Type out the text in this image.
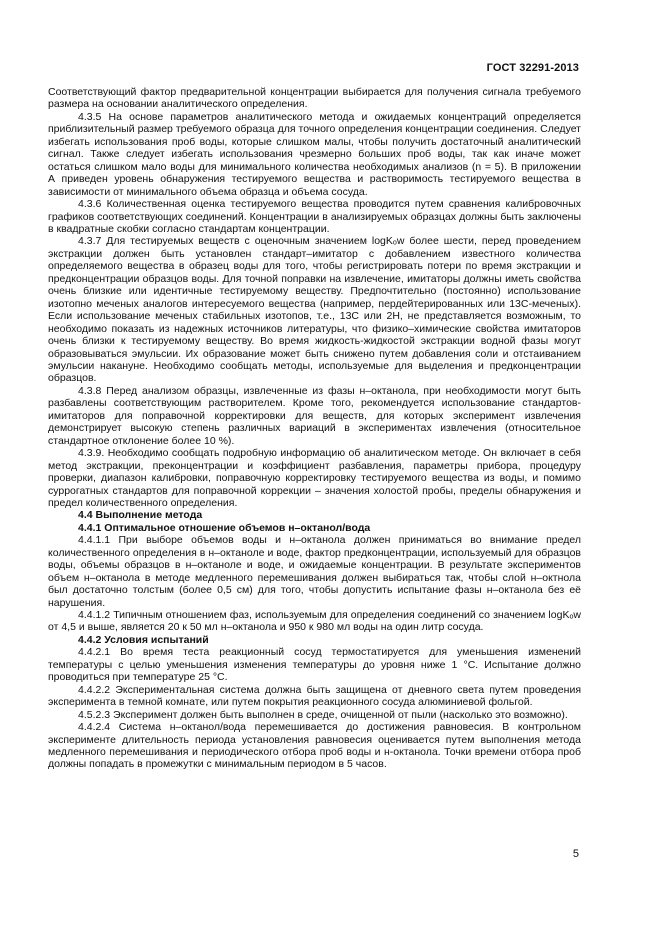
ГОСТ 32291-2013

Соответствующий фактор предварительной концентрации выбирается для получения сигнала требуемого размера на основании аналитического определения.

4.3.5 На основе параметров аналитического метода и ожидаемых концентраций определяется приблизительный размер требуемого образца для точного определения концентрации соединения. Следует избегать использования проб воды, которые слишком малы, чтобы получить достаточный аналитический сигнал. Также следует избегать использования чрезмерно больших проб воды, так как иначе может остаться слишком мало воды для минимального количества необходимых анализов (n = 5). В приложении А приведен уровень обнаружения тестируемого вещества и растворимость тестируемого вещества в зависимости от минимального объема образца и объема сосуда.

4.3.6 Количественная оценка тестируемого вещества проводится путем сравнения калибровочных графиков соответствующих соединений. Концентрации в анализируемых образцах должны быть заключены в квадратные скобки согласно стандартам концентрации.

4.3.7 Для тестируемых веществ с оценочным значением logKₒw более шести, перед проведением экстракции должен быть установлен стандарт–имитатор с добавлением известного количества определяемого вещества в образец воды для того, чтобы регистрировать потери по время экстракции и предконцентрации образцов воды. Для точной поправки на извлечение, имитаторы должны иметь свойства очень близкие или идентичные тестируемому веществу. Предпочтительно (постоянно) использование изотопно меченых аналогов интересуемого вещества (например, пердейтерированных или 13С-меченых). Если использование меченых стабильных изотопов, т.е., 13С или 2Н, не представляется возможным, то необходимо показать из надежных источников литературы, что физико–химические свойства имитаторов очень близки к тестируемому веществу. Во время жидкость-жидкостой экстракции водной фазы могут образовываться эмульсии. Их образование может быть снижено путем добавления соли и отстаиванием эмульсии накануне. Необходимо сообщать методы, используемые для выделения и предконцентрации образцов.

4.3.8 Перед анализом образцы, извлеченные из фазы н–октанола, при необходимости могут быть разбавлены соответствующим растворителем. Кроме того, рекомендуется использование стандартов-имитаторов для поправочной корректировки для веществ, для которых эксперимент извлечения демонстрирует высокую степень различных вариаций в экспериментах извлечения (относительное стандартное отклонение более 10 %).

4.3.9. Необходимо сообщать подробную информацию об аналитическом методе. Он включает в себя метод экстракции, преконцентрации и коэффициент разбавления, параметры прибора, процедуру проверки, диапазон калибровки, поправочную корректировку тестируемого вещества из воды, и помимо суррогатных стандартов для поправочной коррекции – значения холостой пробы, пределы обнаружения и предел количественного определения.

4.4 Выполнение метода

4.4.1 Оптимальное отношение объемов н–октанол/вода

4.4.1.1 При выборе объемов воды и н–октанола должен приниматься во внимание предел количественного определения в н–октаноле и воде, фактор предконцентрации, используемый для образцов воды, объемы образцов в н–октаноле и воде, и ожидаемые концентрации. В результате экспериментов объем н–октанола в методе медленного перемешивания должен выбираться так, чтобы слой н–октнола был достаточно толстым (более 0,5 см) для того, чтобы допустить испытание фазы н–октанола без её нарушения.

4.4.1.2 Типичным отношением фаз, используемым для определения соединений со значением logKₒw от 4,5 и выше, является 20 к 50 мл н–октанола и 950 к 980 мл воды на один литр сосуда.

4.4.2 Условия испытаний

4.4.2.1 Во время теста реакционный сосуд термостатируется для уменьшения изменений температуры с целью уменьшения изменения температуры до уровня ниже 1 °С. Испытание должно проводиться при температуре 25 °С.

4.4.2.2 Экспериментальная система должна быть защищена от дневного света путем проведения эксперимента в темной комнате, или путем покрытия реакционного сосуда алюминиевой фольгой.

4.5.2.3 Эксперимент должен быть выполнен в среде, очищенной от пыли (насколько это возможно).

4.4.2.4 Система н–октанол/вода перемешивается до достижения равновесия. В контрольном эксперименте длительность периода установления равновесия оценивается путем выполнения метода медленного перемешивания и периодического отбора проб воды и н-октанола. Точки времени отбора проб должны попадать в промежутки с минимальным периодом в 5 часов.

5
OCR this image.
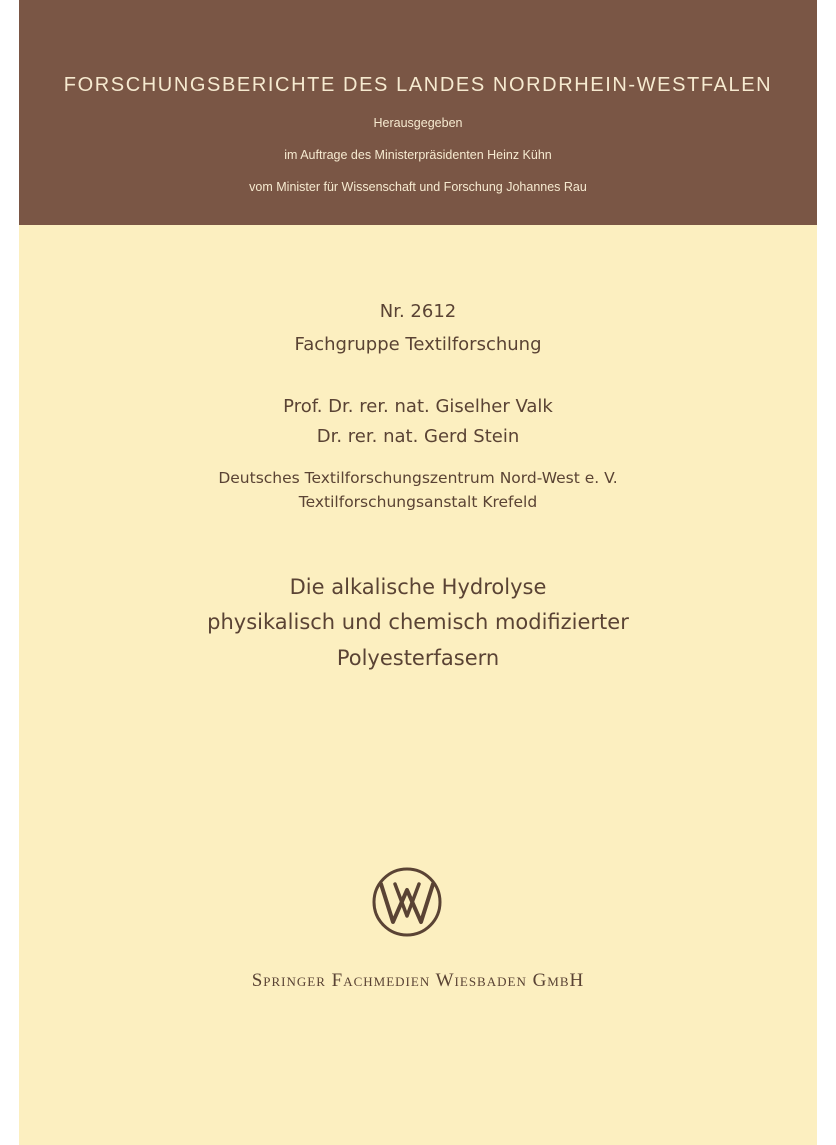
FORSCHUNGSBERICHTE DES LANDES NORDRHEIN-WESTFALEN
Herausgegeben
im Auftrage des Ministerpräsidenten Heinz Kühn
vom Minister für Wissenschaft und Forschung Johannes Rau
Nr. 2612
Fachgruppe Textilforschung
Prof. Dr. rer. nat. Giselher Valk
Dr. rer. nat. Gerd Stein
Deutsches Textilforschungszentrum Nord-West e. V.
Textilforschungsanstalt Krefeld
Die alkalische Hydrolyse
physikalisch und chemisch modifizierter
Polyesterfasern
Springer Fachmedien Wiesbaden GmbH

.....

REQUIREMENTS:
Leave out the pictures and print each record exactly as it stands.

FULL OUTPUT:
Type out the text in this image.
ГОСТ 32291-2013

Соответствующий фактор предварительной концентрации выбирается для получения сигнала требуемого размера на основании аналитического определения.

4.3.5 На основе параметров аналитического метода и ожидаемых концентраций определяется приблизительный размер требуемого образца для точного определения концентрации соединения. Следует избегать использования проб воды, которые слишком малы, чтобы получить достаточный аналитический сигнал. Также следует избегать использования чрезмерно больших проб воды, так как иначе может остаться слишком мало воды для минимального количества необходимых анализов (n = 5). В приложении А приведен уровень обнаружения тестируемого вещества и растворимость тестируемого вещества в зависимости от минимального объема образца и объема сосуда.

4.3.6 Количественная оценка тестируемого вещества проводится путем сравнения калибровочных графиков соответствующих соединений. Концентрации в анализируемых образцах должны быть заключены в квадратные скобки согласно стандартам концентрации.

4.3.7 Для тестируемых веществ с оценочным значением logKₒw более шести, перед проведением экстракции должен быть установлен стандарт–имитатор с добавлением известного количества определяемого вещества в образец воды для того, чтобы регистрировать потери по время экстракции и предконцентрации образцов воды. Для точной поправки на извлечение, имитаторы должны иметь свойства очень близкие или идентичные тестируемому веществу. Предпочтительно (постоянно) использование изотопно меченых аналогов интересуемого вещества (например, пердейтерированных или 13С-меченых). Если использование меченых стабильных изотопов, т.е., 13С или 2Н, не представляется возможным, то необходимо показать из надежных источников литературы, что физико–химические свойства имитаторов очень близки к тестируемому веществу. Во время жидкость-жидкостой экстракции водной фазы могут образовываться эмульсии. Их образование может быть снижено путем добавления соли и отстаиванием эмульсии накануне. Необходимо сообщать методы, используемые для выделения и предконцентрации образцов.

4.3.8 Перед анализом образцы, извлеченные из фазы н–октанола, при необходимости могут быть разбавлены соответствующим растворителем. Кроме того, рекомендуется использование стандартов-имитаторов для поправочной корректировки для веществ, для которых эксперимент извлечения демонстрирует высокую степень различных вариаций в экспериментах извлечения (относительное стандартное отклонение более 10 %).

4.3.9. Необходимо сообщать подробную информацию об аналитическом методе. Он включает в себя метод экстракции, преконцентрации и коэффициент разбавления, параметры прибора, процедуру проверки, диапазон калибровки, поправочную корректировку тестируемого вещества из воды, и помимо суррогатных стандартов для поправочной коррекции – значения холостой пробы, пределы обнаружения и предел количественного определения.

4.4 Выполнение метода

4.4.1 Оптимальное отношение объемов н–октанол/вода

4.4.1.1 При выборе объемов воды и н–октанола должен приниматься во внимание предел количественного определения в н–октаноле и воде, фактор предконцентрации, используемый для образцов воды, объемы образцов в н–октаноле и воде, и ожидаемые концентрации. В результате экспериментов объем н–октанола в методе медленного перемешивания должен выбираться так, чтобы слой н–октнола был достаточно толстым (более 0,5 см) для того, чтобы допустить испытание фазы н–октанола без её нарушения.

4.4.1.2 Типичным отношением фаз, используемым для определения соединений со значением logKₒw от 4,5 и выше, является 20 к 50 мл н–октанола и 950 к 980 мл воды на один литр сосуда.

4.4.2 Условия испытаний

4.4.2.1 Во время теста реакционный сосуд термостатируется для уменьшения изменений температуры с целью уменьшения изменения температуры до уровня ниже 1 °С. Испытание должно проводиться при температуре 25 °С.

4.4.2.2 Экспериментальная система должна быть защищена от дневного света путем проведения эксперимента в темной комнате, или путем покрытия реакционного сосуда алюминиевой фольгой.

4.5.2.3 Эксперимент должен быть выполнен в среде, очищенной от пыли (насколько это возможно).

4.4.2.4 Система н–октанол/вода перемешивается до достижения равновесия. В контрольном эксперименте длительность периода установления равновесия оценивается путем выполнения метода медленного перемешивания и периодического отбора проб воды и н-октанола. Точки времени отбора проб должны попадать в промежутки с минимальным периодом в 5 часов.

5
OCR this image.
FORSCHUNGSBERICHTE DES LANDES NORDRHEIN-WESTFALEN
Herausgegeben
im Auftrage des Ministerpräsidenten Heinz Kühn
vom Minister für Wissenschaft und Forschung Johannes Rau
Nr. 2612
Fachgruppe Textilforschung
Prof. Dr. rer. nat. Giselher Valk
Dr. rer. nat. Gerd Stein
Deutsches Textilforschungszentrum Nord-West e. V.
Textilforschungsanstalt Krefeld
Die alkalische Hydrolyse
physikalisch und chemisch modifizierter
Polyesterfasern
Springer Fachmedien Wiesbaden GmbH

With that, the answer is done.